▸ **Task goal**
State how many lines contain the string "civilian", and write nothing else.

▸ **Information shown**
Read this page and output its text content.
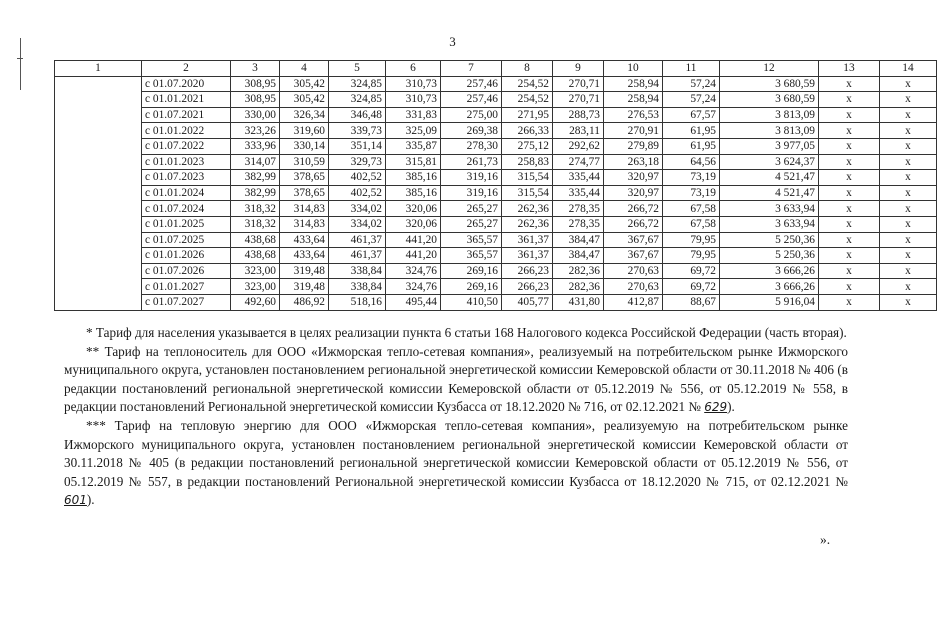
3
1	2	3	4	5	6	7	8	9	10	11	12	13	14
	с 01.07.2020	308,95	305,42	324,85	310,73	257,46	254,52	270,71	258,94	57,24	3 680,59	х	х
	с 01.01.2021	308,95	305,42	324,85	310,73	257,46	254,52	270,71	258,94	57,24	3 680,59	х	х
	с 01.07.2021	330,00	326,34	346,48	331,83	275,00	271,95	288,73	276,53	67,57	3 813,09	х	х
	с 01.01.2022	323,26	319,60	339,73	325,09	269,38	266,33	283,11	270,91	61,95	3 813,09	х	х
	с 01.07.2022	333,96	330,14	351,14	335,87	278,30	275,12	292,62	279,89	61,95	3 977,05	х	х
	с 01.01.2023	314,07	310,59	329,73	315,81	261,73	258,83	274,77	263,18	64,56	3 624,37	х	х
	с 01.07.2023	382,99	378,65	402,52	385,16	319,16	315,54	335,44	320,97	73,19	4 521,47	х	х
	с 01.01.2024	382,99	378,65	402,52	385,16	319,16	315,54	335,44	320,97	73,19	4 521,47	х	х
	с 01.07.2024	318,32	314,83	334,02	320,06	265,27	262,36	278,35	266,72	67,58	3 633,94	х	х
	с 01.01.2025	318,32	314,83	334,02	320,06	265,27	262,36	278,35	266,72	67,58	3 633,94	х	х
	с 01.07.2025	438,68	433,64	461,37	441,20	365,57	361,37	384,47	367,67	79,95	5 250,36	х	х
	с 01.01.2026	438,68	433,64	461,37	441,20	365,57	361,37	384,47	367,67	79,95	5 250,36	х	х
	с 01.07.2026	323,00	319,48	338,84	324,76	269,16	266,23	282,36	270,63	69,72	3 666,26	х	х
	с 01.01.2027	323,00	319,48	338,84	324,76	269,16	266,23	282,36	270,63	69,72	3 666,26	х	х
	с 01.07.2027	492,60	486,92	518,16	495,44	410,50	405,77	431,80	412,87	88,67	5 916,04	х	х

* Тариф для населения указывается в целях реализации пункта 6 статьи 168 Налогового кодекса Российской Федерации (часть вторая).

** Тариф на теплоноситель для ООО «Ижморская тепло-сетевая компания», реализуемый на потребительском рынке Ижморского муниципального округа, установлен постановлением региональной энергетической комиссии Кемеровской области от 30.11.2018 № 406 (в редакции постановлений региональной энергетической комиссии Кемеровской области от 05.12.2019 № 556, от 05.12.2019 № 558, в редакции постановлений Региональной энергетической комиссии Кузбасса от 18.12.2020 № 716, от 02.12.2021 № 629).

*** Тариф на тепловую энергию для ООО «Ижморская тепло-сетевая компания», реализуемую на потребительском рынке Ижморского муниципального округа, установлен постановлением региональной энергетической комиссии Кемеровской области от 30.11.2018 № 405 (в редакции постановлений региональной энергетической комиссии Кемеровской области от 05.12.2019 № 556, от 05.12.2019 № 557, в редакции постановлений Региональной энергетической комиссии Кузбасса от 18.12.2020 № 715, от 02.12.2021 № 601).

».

---

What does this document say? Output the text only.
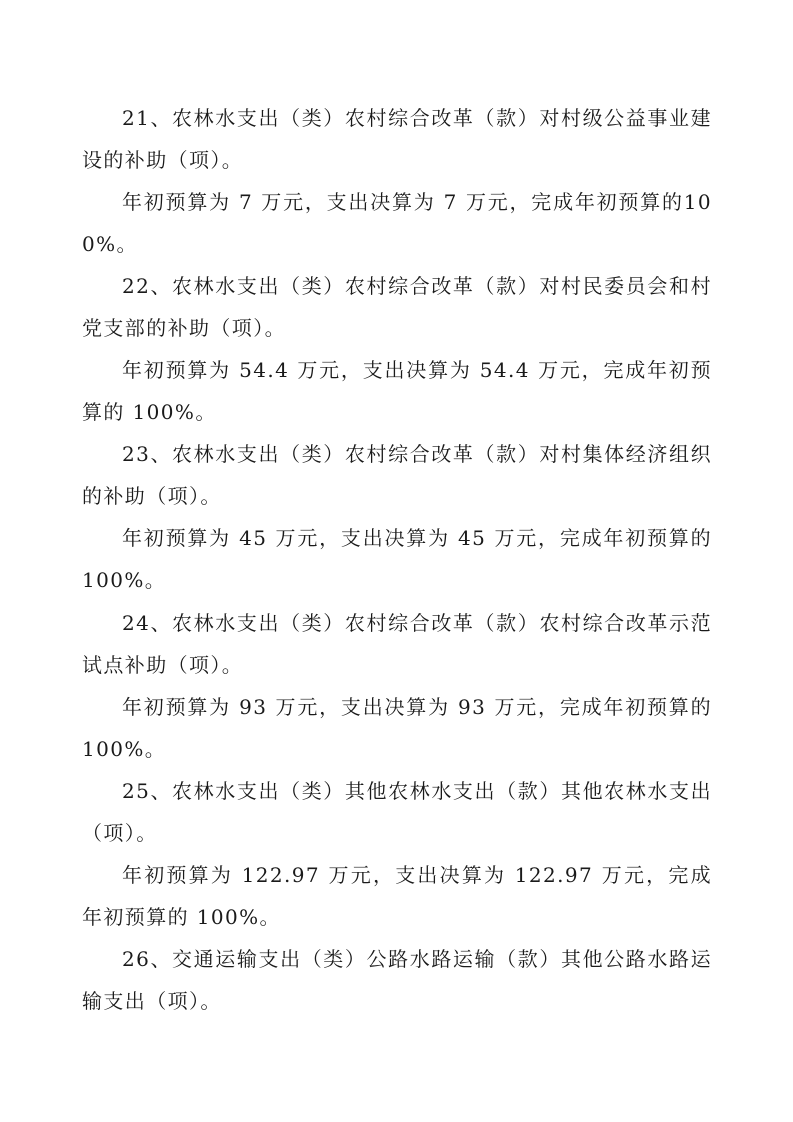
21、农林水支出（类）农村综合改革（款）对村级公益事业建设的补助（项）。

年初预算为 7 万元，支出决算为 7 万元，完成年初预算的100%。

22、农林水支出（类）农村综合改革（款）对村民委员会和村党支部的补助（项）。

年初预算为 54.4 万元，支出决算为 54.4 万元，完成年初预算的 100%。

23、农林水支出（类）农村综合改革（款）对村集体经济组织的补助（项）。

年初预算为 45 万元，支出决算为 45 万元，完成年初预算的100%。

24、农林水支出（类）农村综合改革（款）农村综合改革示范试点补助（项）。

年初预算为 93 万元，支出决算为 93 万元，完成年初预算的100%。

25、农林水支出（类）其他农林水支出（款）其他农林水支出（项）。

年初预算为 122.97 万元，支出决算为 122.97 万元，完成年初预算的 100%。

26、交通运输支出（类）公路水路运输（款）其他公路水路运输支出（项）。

---

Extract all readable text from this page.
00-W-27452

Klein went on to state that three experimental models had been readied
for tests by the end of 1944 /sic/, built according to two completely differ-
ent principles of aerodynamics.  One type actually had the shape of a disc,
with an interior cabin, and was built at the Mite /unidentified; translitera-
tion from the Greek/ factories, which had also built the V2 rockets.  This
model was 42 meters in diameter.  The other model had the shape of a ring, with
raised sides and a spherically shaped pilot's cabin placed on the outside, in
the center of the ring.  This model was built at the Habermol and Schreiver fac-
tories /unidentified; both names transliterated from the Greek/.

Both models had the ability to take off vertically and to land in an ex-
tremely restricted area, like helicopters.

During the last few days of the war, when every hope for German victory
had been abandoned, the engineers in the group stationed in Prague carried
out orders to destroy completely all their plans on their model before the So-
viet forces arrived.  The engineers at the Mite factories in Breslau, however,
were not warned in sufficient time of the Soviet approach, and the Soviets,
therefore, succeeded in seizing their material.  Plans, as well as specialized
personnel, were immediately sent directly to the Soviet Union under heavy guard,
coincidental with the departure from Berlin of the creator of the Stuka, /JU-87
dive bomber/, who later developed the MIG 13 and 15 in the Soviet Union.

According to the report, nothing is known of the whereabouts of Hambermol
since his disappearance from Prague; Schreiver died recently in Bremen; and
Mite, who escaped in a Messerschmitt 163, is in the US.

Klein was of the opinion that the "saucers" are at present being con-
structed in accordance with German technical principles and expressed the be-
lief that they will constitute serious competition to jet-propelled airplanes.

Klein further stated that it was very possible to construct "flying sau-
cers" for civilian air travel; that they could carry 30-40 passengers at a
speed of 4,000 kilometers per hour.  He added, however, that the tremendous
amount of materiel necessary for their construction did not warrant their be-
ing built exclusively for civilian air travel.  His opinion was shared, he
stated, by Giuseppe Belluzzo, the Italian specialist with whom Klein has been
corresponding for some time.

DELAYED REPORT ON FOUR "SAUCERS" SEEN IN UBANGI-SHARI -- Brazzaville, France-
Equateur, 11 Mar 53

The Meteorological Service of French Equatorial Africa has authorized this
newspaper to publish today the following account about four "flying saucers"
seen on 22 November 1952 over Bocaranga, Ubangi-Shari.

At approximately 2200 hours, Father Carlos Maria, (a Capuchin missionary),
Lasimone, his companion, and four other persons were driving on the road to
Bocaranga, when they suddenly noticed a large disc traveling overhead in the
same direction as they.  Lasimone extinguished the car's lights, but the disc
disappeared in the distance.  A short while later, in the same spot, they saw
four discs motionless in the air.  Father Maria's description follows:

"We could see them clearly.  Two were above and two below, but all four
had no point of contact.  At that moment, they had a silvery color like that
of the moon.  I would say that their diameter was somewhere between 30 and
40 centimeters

▸ **The answer**
2